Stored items
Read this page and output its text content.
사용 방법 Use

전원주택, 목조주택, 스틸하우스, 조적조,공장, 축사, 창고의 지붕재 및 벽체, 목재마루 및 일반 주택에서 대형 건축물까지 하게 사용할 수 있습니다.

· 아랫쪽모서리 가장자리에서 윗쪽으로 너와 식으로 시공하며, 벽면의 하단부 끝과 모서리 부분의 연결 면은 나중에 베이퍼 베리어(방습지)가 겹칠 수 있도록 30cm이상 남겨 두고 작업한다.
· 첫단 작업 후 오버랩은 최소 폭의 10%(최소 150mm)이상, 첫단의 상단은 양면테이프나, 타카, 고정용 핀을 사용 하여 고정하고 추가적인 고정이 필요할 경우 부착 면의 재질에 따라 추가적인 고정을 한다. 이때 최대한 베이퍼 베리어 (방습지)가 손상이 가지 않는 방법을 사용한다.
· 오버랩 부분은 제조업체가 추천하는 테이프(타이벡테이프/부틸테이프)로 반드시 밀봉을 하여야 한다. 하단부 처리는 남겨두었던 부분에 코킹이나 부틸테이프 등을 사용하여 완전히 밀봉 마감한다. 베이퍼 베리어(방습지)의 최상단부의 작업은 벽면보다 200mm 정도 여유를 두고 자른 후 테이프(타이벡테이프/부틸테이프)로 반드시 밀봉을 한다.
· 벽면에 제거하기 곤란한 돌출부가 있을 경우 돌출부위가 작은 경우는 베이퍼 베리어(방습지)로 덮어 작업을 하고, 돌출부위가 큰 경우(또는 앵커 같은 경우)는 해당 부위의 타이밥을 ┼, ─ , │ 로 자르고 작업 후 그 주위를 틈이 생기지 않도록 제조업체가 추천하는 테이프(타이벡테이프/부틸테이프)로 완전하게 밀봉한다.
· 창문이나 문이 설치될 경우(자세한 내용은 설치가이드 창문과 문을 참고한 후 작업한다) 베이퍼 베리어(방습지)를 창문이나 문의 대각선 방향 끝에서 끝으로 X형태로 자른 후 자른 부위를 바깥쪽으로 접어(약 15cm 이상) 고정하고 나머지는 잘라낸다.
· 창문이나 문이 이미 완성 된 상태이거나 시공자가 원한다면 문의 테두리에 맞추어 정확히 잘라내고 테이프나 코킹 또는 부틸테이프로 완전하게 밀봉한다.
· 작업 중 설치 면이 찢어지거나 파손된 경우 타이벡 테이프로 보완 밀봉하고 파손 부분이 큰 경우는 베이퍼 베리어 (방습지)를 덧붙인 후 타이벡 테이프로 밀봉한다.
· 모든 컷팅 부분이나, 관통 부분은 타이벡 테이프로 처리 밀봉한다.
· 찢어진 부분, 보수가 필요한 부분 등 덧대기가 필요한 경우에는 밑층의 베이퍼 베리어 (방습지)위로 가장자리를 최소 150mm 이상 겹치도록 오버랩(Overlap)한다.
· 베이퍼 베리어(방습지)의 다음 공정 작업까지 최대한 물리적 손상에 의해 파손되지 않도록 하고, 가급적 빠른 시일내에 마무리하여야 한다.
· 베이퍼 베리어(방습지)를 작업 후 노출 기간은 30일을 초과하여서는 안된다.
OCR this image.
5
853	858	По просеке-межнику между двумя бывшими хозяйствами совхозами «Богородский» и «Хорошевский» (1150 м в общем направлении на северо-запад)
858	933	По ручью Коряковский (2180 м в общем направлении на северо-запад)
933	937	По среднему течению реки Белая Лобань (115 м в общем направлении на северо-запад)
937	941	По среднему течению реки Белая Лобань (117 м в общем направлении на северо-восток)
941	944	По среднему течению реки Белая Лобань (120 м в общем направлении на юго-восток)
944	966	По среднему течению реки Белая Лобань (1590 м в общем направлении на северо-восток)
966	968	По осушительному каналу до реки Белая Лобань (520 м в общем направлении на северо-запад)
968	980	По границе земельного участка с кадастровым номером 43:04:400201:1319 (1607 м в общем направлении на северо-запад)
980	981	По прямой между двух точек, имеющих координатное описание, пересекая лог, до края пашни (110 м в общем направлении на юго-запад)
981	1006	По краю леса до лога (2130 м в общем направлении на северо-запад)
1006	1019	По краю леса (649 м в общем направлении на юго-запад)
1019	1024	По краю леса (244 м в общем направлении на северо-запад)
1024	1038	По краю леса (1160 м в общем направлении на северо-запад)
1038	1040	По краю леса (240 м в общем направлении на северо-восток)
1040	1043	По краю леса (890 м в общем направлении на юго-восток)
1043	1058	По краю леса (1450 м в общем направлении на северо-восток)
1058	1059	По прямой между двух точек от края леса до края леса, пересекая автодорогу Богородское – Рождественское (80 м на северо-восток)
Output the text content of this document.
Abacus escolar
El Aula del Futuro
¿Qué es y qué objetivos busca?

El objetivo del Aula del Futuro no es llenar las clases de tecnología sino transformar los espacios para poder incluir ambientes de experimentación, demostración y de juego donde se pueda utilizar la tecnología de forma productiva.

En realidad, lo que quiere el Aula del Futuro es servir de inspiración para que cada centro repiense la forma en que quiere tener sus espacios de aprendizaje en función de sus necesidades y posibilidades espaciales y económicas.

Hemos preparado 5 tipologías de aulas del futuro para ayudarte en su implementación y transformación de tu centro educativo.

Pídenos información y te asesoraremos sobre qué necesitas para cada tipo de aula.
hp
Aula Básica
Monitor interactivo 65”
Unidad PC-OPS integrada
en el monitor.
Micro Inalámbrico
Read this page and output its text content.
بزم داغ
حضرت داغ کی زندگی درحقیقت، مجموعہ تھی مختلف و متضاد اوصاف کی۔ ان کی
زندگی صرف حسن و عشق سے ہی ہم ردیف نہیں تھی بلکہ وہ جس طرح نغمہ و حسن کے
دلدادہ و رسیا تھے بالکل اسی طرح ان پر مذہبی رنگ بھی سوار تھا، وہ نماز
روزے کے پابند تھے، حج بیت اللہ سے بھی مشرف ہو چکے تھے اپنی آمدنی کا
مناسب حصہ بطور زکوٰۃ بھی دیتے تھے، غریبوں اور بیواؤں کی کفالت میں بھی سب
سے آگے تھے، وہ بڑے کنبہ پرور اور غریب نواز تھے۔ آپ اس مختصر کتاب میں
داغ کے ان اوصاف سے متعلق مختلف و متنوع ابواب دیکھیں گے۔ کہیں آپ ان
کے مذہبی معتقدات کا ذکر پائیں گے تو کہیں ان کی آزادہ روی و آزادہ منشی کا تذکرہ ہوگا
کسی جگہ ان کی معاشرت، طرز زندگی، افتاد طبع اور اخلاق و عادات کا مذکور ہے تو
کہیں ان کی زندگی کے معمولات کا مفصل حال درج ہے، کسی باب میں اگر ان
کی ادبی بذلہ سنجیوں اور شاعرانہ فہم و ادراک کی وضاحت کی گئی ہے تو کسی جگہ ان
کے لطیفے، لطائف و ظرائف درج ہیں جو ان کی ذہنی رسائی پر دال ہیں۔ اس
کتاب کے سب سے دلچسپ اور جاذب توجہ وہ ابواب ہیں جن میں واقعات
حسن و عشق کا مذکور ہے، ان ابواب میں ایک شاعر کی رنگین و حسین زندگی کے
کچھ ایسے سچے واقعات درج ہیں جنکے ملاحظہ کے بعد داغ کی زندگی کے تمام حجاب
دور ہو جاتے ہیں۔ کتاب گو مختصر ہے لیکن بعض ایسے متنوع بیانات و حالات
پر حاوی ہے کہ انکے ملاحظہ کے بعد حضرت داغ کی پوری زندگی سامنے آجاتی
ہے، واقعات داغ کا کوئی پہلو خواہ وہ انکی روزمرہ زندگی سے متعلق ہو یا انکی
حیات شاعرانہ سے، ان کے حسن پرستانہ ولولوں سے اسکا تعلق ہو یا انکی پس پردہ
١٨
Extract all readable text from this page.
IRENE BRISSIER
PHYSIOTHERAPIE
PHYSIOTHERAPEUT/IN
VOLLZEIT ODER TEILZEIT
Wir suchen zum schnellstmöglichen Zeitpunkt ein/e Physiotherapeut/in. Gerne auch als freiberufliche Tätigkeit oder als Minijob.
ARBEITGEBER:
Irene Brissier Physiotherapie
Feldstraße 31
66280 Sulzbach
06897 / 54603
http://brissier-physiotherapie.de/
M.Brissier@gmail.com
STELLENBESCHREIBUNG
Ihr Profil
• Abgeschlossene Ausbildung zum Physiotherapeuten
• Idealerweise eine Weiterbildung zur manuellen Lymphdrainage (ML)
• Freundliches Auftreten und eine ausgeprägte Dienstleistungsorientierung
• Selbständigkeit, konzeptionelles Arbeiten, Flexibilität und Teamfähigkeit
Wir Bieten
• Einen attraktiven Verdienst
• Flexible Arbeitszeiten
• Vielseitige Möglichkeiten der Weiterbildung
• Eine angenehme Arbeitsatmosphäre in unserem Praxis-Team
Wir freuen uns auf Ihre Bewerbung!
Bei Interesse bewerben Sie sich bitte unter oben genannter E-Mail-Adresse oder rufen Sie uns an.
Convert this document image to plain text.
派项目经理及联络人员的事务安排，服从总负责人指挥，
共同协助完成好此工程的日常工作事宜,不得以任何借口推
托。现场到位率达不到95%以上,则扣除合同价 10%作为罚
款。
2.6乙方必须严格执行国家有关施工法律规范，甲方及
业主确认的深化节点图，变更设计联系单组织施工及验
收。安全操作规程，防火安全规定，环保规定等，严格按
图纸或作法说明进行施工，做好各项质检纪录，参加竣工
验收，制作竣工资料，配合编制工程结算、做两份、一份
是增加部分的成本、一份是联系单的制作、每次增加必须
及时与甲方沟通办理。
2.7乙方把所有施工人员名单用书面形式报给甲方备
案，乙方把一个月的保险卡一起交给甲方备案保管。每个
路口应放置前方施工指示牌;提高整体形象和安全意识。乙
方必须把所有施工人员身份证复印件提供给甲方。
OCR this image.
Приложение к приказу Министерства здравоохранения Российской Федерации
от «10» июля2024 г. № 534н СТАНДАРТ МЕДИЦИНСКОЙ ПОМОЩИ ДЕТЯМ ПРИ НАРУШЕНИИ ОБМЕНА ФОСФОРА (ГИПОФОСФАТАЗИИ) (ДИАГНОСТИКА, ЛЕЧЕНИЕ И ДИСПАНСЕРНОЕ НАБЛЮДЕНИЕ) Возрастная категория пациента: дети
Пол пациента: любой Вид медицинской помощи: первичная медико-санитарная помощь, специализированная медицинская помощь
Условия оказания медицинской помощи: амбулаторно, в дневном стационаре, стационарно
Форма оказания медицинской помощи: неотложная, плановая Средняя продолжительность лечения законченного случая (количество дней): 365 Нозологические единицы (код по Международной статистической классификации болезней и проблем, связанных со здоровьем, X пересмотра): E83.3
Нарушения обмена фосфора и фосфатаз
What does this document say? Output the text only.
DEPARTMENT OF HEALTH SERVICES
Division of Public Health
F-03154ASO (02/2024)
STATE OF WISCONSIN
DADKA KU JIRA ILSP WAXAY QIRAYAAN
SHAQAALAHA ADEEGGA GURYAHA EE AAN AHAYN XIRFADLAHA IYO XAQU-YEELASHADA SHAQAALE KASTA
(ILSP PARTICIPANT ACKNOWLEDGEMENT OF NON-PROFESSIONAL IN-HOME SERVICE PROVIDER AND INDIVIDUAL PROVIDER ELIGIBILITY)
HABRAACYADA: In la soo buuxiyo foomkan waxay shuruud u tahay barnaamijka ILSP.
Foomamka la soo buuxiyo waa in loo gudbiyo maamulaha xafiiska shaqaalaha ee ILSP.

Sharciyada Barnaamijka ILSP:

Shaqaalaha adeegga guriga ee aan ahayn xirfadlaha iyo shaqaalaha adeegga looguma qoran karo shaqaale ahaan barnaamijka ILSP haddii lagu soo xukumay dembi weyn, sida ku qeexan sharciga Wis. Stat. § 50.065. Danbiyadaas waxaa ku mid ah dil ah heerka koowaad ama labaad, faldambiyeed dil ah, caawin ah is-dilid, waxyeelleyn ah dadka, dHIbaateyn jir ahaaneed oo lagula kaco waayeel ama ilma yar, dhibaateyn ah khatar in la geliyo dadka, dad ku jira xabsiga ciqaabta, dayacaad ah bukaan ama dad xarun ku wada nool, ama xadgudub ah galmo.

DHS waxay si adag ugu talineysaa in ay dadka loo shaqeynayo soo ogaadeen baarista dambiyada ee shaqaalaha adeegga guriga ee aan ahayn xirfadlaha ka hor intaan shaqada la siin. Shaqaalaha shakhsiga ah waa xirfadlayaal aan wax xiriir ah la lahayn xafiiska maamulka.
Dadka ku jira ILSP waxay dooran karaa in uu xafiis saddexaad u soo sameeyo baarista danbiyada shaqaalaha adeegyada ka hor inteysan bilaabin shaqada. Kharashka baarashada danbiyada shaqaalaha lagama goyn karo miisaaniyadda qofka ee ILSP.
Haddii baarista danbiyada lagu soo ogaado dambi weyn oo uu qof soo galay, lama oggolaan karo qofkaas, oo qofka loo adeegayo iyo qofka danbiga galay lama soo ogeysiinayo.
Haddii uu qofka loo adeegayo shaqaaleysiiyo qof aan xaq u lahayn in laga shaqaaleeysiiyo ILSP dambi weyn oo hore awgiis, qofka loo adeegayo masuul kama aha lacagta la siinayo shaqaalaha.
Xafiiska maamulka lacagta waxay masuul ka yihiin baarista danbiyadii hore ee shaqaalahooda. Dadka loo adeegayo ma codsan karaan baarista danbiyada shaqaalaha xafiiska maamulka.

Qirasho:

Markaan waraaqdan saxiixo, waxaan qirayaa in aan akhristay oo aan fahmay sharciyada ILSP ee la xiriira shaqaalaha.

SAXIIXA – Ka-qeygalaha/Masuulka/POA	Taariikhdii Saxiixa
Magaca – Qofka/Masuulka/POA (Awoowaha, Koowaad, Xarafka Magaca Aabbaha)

• What to do: Filter the records above and return every line that holds the word "adeegayo".

• Full response:
Haddii baarista danbiyada lagu soo ogaado dambi weyn oo uu qof soo galay, lama oggolaan karo qofkaas, oo qofka loo adeegayo iyo qofka danbiga galay lama soo ogeysiinayo.
Haddii uu qofka loo adeegayo shaqaaleysiiyo qof aan xaq u lahayn in laga shaqaaleeysiiyo ILSP dambi weyn oo hore awgiis, qofka loo adeegayo masuul kama aha lacagta la siinayo shaqaalaha.
Xafiiska maamulka lacagta waxay masuul ka yihiin baarista danbiyadii hore ee shaqaalahooda. Dadka loo adeegayo ma codsan karaan baarista danbiyada shaqaalaha xafiiska maamulka.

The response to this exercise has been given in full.